── Data ──

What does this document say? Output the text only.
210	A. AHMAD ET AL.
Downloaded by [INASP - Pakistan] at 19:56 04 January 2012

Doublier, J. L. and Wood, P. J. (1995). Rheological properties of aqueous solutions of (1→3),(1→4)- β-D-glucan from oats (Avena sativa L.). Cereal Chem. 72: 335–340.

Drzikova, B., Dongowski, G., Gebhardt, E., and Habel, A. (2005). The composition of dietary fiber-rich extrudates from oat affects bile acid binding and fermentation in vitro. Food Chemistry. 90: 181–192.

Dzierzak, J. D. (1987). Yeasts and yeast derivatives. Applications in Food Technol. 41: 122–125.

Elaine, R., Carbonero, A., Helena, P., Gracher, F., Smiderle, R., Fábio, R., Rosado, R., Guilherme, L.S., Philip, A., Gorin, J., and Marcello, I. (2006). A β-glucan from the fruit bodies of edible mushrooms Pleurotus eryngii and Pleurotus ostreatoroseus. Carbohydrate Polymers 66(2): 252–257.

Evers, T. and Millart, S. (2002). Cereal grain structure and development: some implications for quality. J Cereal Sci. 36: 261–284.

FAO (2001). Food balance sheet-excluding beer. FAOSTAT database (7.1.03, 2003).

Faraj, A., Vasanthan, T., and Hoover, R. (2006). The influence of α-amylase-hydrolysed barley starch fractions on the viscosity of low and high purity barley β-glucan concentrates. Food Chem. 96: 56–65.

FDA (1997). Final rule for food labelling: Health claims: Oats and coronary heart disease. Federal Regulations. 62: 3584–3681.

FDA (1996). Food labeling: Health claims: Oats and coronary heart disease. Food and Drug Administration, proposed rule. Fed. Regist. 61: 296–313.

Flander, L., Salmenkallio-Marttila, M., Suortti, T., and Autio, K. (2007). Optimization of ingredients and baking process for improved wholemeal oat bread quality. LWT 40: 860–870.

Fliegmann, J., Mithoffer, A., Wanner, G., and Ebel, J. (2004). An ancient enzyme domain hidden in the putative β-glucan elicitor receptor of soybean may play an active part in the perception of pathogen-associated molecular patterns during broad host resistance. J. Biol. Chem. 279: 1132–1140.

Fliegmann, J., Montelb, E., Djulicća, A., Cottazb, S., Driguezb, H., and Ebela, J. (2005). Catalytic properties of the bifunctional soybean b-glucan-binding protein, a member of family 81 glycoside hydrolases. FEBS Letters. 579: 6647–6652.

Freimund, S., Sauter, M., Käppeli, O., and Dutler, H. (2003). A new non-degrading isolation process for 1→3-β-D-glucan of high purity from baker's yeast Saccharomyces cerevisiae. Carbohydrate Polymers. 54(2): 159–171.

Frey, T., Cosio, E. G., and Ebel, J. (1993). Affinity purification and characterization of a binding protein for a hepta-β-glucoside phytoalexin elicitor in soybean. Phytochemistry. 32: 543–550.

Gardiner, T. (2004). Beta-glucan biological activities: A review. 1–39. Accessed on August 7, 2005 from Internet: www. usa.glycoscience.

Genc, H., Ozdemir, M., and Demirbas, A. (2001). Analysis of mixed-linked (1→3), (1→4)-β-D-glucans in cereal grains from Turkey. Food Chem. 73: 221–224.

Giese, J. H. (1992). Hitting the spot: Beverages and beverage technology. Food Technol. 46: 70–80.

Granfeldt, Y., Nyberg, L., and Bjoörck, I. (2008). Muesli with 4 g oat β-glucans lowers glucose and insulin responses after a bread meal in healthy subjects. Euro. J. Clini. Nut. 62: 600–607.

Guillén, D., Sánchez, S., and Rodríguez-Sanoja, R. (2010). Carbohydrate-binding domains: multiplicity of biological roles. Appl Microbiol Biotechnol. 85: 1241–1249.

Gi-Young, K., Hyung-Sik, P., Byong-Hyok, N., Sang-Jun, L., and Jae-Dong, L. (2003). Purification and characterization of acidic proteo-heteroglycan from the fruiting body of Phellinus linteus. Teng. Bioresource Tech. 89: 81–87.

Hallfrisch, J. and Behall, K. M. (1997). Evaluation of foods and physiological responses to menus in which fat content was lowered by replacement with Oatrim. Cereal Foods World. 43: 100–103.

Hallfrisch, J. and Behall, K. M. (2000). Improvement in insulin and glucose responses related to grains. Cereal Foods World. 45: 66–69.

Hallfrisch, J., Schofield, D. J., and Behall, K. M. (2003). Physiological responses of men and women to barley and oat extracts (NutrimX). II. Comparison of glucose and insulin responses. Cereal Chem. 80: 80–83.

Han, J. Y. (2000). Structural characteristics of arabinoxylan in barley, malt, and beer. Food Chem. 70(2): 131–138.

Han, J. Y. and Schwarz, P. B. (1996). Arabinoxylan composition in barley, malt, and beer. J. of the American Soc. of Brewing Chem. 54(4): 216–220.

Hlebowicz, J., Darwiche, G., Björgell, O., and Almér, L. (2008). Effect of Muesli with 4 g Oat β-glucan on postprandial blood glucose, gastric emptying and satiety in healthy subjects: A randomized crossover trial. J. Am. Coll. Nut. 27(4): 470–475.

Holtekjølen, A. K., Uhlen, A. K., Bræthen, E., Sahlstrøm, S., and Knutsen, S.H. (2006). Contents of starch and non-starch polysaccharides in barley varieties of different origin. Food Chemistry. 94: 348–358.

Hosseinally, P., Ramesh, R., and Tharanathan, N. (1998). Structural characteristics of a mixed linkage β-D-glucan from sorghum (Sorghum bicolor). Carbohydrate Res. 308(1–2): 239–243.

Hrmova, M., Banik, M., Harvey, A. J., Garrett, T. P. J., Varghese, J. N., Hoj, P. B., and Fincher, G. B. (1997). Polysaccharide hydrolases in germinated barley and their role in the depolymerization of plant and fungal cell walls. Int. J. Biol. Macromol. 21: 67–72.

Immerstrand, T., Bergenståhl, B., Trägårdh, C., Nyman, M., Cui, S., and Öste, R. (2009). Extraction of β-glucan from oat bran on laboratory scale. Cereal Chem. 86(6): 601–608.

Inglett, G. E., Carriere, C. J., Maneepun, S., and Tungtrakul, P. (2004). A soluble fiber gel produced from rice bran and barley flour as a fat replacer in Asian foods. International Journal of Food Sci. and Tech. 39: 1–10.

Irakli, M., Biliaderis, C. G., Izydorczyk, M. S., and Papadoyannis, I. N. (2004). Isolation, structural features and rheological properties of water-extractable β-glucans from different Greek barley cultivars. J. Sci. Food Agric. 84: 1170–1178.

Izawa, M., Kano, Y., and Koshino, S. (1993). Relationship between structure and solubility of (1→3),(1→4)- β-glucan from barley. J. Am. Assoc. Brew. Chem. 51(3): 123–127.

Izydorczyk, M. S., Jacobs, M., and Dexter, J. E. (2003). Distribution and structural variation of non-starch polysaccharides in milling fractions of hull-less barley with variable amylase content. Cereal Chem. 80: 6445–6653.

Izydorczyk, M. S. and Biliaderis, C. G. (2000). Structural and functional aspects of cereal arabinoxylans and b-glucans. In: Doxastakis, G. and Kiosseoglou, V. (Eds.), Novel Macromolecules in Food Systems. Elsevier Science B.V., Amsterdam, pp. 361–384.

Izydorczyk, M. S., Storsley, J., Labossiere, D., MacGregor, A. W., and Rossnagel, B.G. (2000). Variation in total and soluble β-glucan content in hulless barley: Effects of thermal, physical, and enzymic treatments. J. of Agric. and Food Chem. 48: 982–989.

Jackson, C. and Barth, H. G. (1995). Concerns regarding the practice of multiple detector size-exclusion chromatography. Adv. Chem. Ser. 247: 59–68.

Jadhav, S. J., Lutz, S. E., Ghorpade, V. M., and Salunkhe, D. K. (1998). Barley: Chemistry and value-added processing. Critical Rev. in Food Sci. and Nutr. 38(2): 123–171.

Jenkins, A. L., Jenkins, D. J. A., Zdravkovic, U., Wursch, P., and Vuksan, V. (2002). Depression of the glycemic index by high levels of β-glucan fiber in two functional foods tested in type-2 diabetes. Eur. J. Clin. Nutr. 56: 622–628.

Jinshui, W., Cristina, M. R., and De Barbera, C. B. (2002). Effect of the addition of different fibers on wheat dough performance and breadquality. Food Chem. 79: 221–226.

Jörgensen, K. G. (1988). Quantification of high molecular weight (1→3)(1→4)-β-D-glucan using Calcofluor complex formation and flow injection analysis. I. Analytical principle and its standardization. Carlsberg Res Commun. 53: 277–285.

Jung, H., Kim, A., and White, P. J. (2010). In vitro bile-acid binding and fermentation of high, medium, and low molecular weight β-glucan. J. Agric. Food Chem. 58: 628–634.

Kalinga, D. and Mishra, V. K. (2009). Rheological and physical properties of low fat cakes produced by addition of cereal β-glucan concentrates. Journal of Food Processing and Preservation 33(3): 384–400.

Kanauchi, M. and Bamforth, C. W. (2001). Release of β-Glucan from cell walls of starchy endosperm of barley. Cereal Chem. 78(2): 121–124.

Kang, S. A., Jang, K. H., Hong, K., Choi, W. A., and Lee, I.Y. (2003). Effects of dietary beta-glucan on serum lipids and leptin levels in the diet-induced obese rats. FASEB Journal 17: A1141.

───

Check the entries above line by line and return each one containing the word "Muesli".

Granfeldt, Y., Nyberg, L., and Bjoörck, I. (2008). Muesli with 4 g oat β-glucans lowers glucose and insulin responses after a bread meal in healthy subjects. Euro. J. Clini. Nut. 62: 600–607.
Hlebowicz, J., Darwiche, G., Björgell, O., and Almér, L. (2008). Effect of Muesli with 4 g Oat β-glucan on postprandial blood glucose, gastric emptying and satiety in healthy subjects: A randomized crossover trial. J. Am. Coll. Nut. 27(4): 470–475.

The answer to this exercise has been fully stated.